*Short problem*. Output every entry exactly, from the first line to the last.

*Provided entries*.

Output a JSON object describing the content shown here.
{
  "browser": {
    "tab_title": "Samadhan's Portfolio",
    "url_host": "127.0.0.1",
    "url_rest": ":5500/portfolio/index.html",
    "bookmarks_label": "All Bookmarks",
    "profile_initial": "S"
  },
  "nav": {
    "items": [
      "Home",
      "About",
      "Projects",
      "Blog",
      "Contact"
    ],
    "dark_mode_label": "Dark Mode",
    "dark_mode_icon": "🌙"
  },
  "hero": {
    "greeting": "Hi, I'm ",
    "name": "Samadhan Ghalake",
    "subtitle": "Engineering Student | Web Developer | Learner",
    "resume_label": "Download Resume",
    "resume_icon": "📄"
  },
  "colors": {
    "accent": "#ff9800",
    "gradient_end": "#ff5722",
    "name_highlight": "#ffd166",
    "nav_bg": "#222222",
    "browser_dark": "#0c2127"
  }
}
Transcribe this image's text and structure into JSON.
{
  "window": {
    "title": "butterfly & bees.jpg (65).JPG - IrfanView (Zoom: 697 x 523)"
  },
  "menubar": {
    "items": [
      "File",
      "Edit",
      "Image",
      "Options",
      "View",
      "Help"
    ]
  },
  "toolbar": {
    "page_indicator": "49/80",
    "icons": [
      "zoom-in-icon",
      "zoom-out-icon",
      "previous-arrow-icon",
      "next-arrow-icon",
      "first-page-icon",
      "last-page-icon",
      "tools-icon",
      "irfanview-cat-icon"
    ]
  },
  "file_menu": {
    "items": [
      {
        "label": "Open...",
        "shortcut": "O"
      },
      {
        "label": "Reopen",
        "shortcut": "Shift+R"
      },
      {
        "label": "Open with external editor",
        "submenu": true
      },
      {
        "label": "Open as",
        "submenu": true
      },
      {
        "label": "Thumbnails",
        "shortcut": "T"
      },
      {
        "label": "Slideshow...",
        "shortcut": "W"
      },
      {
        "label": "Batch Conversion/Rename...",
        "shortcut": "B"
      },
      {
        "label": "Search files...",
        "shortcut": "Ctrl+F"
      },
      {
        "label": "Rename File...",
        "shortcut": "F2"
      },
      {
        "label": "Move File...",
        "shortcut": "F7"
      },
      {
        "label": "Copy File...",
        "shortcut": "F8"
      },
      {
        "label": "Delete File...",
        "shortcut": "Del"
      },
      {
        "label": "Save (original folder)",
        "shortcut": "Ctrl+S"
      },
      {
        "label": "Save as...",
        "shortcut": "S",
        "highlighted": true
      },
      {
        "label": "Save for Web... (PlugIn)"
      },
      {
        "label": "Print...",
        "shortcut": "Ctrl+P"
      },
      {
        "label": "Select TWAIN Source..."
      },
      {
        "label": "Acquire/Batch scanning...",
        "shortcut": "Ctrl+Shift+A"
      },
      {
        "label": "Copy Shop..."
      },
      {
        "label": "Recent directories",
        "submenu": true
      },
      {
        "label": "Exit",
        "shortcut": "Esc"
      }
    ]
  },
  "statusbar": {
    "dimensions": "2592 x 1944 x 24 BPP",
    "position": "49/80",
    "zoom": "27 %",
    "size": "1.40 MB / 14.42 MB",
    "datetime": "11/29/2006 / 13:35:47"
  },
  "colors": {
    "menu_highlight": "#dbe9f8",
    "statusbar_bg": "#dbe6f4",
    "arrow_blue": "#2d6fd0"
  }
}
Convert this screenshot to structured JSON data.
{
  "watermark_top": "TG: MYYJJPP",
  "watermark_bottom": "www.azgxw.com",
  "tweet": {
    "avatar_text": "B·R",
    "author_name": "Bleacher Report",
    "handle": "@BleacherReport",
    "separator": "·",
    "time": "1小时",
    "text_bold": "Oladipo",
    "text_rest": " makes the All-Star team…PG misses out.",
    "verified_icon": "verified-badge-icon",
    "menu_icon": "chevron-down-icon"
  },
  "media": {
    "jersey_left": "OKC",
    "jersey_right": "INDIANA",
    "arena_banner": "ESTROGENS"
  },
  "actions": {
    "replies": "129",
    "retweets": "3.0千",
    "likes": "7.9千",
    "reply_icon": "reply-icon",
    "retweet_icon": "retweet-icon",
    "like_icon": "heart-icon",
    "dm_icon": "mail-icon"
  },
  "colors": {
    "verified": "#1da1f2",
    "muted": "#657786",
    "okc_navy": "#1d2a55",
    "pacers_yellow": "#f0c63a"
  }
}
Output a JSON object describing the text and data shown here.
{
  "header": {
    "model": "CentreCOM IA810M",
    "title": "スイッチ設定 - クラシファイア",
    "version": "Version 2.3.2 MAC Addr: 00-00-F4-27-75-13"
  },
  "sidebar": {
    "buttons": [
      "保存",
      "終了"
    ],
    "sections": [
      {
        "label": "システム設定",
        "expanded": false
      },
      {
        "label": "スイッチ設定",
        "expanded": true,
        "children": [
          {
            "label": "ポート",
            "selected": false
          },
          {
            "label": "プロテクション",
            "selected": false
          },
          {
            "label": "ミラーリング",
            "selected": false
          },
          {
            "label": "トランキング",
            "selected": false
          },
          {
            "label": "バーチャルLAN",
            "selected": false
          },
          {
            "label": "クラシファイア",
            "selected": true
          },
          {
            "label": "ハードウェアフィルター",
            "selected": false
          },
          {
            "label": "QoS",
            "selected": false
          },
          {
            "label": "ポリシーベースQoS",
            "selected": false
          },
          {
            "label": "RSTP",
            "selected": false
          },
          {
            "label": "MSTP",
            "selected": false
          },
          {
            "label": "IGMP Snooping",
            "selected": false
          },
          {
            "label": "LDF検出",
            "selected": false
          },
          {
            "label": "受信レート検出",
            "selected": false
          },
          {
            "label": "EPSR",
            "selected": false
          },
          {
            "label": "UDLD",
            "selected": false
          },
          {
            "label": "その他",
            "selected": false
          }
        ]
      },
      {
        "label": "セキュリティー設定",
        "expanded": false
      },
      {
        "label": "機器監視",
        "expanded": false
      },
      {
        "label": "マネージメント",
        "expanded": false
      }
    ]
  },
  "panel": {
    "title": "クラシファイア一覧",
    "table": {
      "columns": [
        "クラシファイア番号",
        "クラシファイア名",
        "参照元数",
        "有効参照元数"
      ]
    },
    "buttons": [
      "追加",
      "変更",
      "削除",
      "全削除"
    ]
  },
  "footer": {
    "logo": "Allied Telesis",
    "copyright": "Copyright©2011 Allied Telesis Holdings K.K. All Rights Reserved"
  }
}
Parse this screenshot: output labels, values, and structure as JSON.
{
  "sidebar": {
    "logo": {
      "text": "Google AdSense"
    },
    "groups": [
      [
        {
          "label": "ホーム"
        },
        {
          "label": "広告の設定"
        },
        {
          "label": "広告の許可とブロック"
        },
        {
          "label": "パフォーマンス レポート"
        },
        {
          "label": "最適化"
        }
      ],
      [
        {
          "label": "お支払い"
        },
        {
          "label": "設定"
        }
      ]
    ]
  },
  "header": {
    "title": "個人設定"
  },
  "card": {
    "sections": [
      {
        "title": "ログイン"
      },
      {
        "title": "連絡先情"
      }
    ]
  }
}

*Reply to the exercise*.
Output a JSON object describing the content shown here.
{
  "browser": {
    "tab_title": "Samadhan's Portfolio",
    "url_host": "127.0.0.1",
    "url_rest": ":5500/portfolio/index.html",
    "bookmarks_label": "All Bookmarks",
    "profile_initial": "S"
  },
  "nav": {
    "items": [
      "Home",
      "About",
      "Projects",
      "Blog",
      "Contact"
    ],
    "dark_mode_label": "Dark Mode",
    "dark_mode_icon": "🌙"
  },
  "hero": {
    "greeting": "Hi, I'm ",
    "name": "Samadhan Ghalake",
    "subtitle": "Engineering Student | Web Developer | Learner",
    "resume_label": "Download Resume",
    "resume_icon": "📄"
  },
  "colors": {
    "accent": "#ff9800",
    "gradient_end": "#ff5722",
    "name_highlight": "#ffd166",
    "nav_bg": "#222222",
    "browser_dark": "#0c2127"
  }
}
Transcribe this image's text and structure into JSON.
{
  "window": {
    "title": "butterfly & bees.jpg (65).JPG - IrfanView (Zoom: 697 x 523)"
  },
  "menubar": {
    "items": [
      "File",
      "Edit",
      "Image",
      "Options",
      "View",
      "Help"
    ]
  },
  "toolbar": {
    "page_indicator": "49/80",
    "icons": [
      "zoom-in-icon",
      "zoom-out-icon",
      "previous-arrow-icon",
      "next-arrow-icon",
      "first-page-icon",
      "last-page-icon",
      "tools-icon",
      "irfanview-cat-icon"
    ]
  },
  "file_menu": {
    "items": [
      {
        "label": "Open...",
        "shortcut": "O"
      },
      {
        "label": "Reopen",
        "shortcut": "Shift+R"
      },
      {
        "label": "Open with external editor",
        "submenu": true
      },
      {
        "label": "Open as",
        "submenu": true
      },
      {
        "label": "Thumbnails",
        "shortcut": "T"
      },
      {
        "label": "Slideshow...",
        "shortcut": "W"
      },
      {
        "label": "Batch Conversion/Rename...",
        "shortcut": "B"
      },
      {
        "label": "Search files...",
        "shortcut": "Ctrl+F"
      },
      {
        "label": "Rename File...",
        "shortcut": "F2"
      },
      {
        "label": "Move File...",
        "shortcut": "F7"
      },
      {
        "label": "Copy File...",
        "shortcut": "F8"
      },
      {
        "label": "Delete File...",
        "shortcut": "Del"
      },
      {
        "label": "Save (original folder)",
        "shortcut": "Ctrl+S"
      },
      {
        "label": "Save as...",
        "shortcut": "S",
        "highlighted": true
      },
      {
        "label": "Save for Web... (PlugIn)"
      },
      {
        "label": "Print...",
        "shortcut": "Ctrl+P"
      },
      {
        "label": "Select TWAIN Source..."
      },
      {
        "label": "Acquire/Batch scanning...",
        "shortcut": "Ctrl+Shift+A"
      },
      {
        "label": "Copy Shop..."
      },
      {
        "label": "Recent directories",
        "submenu": true
      },
      {
        "label": "Exit",
        "shortcut": "Esc"
      }
    ]
  },
  "statusbar": {
    "dimensions": "2592 x 1944 x 24 BPP",
    "position": "49/80",
    "zoom": "27 %",
    "size": "1.40 MB / 14.42 MB",
    "datetime": "11/29/2006 / 13:35:47"
  },
  "colors": {
    "menu_highlight": "#dbe9f8",
    "statusbar_bg": "#dbe6f4",
    "arrow_blue": "#2d6fd0"
  }
}
Convert this screenshot to structured JSON data.
{
  "watermark_top": "TG: MYYJJPP",
  "watermark_bottom": "www.azgxw.com",
  "tweet": {
    "avatar_text": "B·R",
    "author_name": "Bleacher Report",
    "handle": "@BleacherReport",
    "separator": "·",
    "time": "1小时",
    "text_bold": "Oladipo",
    "text_rest": " makes the All-Star team…PG misses out.",
    "verified_icon": "verified-badge-icon",
    "menu_icon": "chevron-down-icon"
  },
  "media": {
    "jersey_left": "OKC",
    "jersey_right": "INDIANA",
    "arena_banner": "ESTROGENS"
  },
  "actions": {
    "replies": "129",
    "retweets": "3.0千",
    "likes": "7.9千",
    "reply_icon": "reply-icon",
    "retweet_icon": "retweet-icon",
    "like_icon": "heart-icon",
    "dm_icon": "mail-icon"
  },
  "colors": {
    "verified": "#1da1f2",
    "muted": "#657786",
    "okc_navy": "#1d2a55",
    "pacers_yellow": "#f0c63a"
  }
}
Output a JSON object describing the text and data shown here.
{
  "header": {
    "model": "CentreCOM IA810M",
    "title": "スイッチ設定 - クラシファイア",
    "version": "Version 2.3.2 MAC Addr: 00-00-F4-27-75-13"
  },
  "sidebar": {
    "buttons": [
      "保存",
      "終了"
    ],
    "sections": [
      {
        "label": "システム設定",
        "expanded": false
      },
      {
        "label": "スイッチ設定",
        "expanded": true,
        "children": [
          {
            "label": "ポート",
            "selected": false
          },
          {
            "label": "プロテクション",
            "selected": false
          },
          {
            "label": "ミラーリング",
            "selected": false
          },
          {
            "label": "トランキング",
            "selected": false
          },
          {
            "label": "バーチャルLAN",
            "selected": false
          },
          {
            "label": "クラシファイア",
            "selected": true
          },
          {
            "label": "ハードウェアフィルター",
            "selected": false
          },
          {
            "label": "QoS",
            "selected": false
          },
          {
            "label": "ポリシーベースQoS",
            "selected": false
          },
          {
            "label": "RSTP",
            "selected": false
          },
          {
            "label": "MSTP",
            "selected": false
          },
          {
            "label": "IGMP Snooping",
            "selected": false
          },
          {
            "label": "LDF検出",
            "selected": false
          },
          {
            "label": "受信レート検出",
            "selected": false
          },
          {
            "label": "EPSR",
            "selected": false
          },
          {
            "label": "UDLD",
            "selected": false
          },
          {
            "label": "その他",
            "selected": false
          }
        ]
      },
      {
        "label": "セキュリティー設定",
        "expanded": false
      },
      {
        "label": "機器監視",
        "expanded": false
      },
      {
        "label": "マネージメント",
        "expanded": false
      }
    ]
  },
  "panel": {
    "title": "クラシファイア一覧",
    "table": {
      "columns": [
        "クラシファイア番号",
        "クラシファイア名",
        "参照元数",
        "有効参照元数"
      ]
    },
    "buttons": [
      "追加",
      "変更",
      "削除",
      "全削除"
    ]
  },
  "footer": {
    "logo": "Allied Telesis",
    "copyright": "Copyright©2011 Allied Telesis Holdings K.K. All Rights Reserved"
  }
}
Parse this screenshot: output labels, values, and structure as JSON.
{
  "sidebar": {
    "logo": {
      "text": "Google AdSense"
    },
    "groups": [
      [
        {
          "label": "ホーム"
        },
        {
          "label": "広告の設定"
        },
        {
          "label": "広告の許可とブロック"
        },
        {
          "label": "パフォーマンス レポート"
        },
        {
          "label": "最適化"
        }
      ],
      [
        {
          "label": "お支払い"
        },
        {
          "label": "設定"
        }
      ]
    ]
  },
  "header": {
    "title": "個人設定"
  },
  "card": {
    "sections": [
      {
        "title": "ログイン"
      },
      {
        "title": "連絡先情"
      }
    ]
  }
}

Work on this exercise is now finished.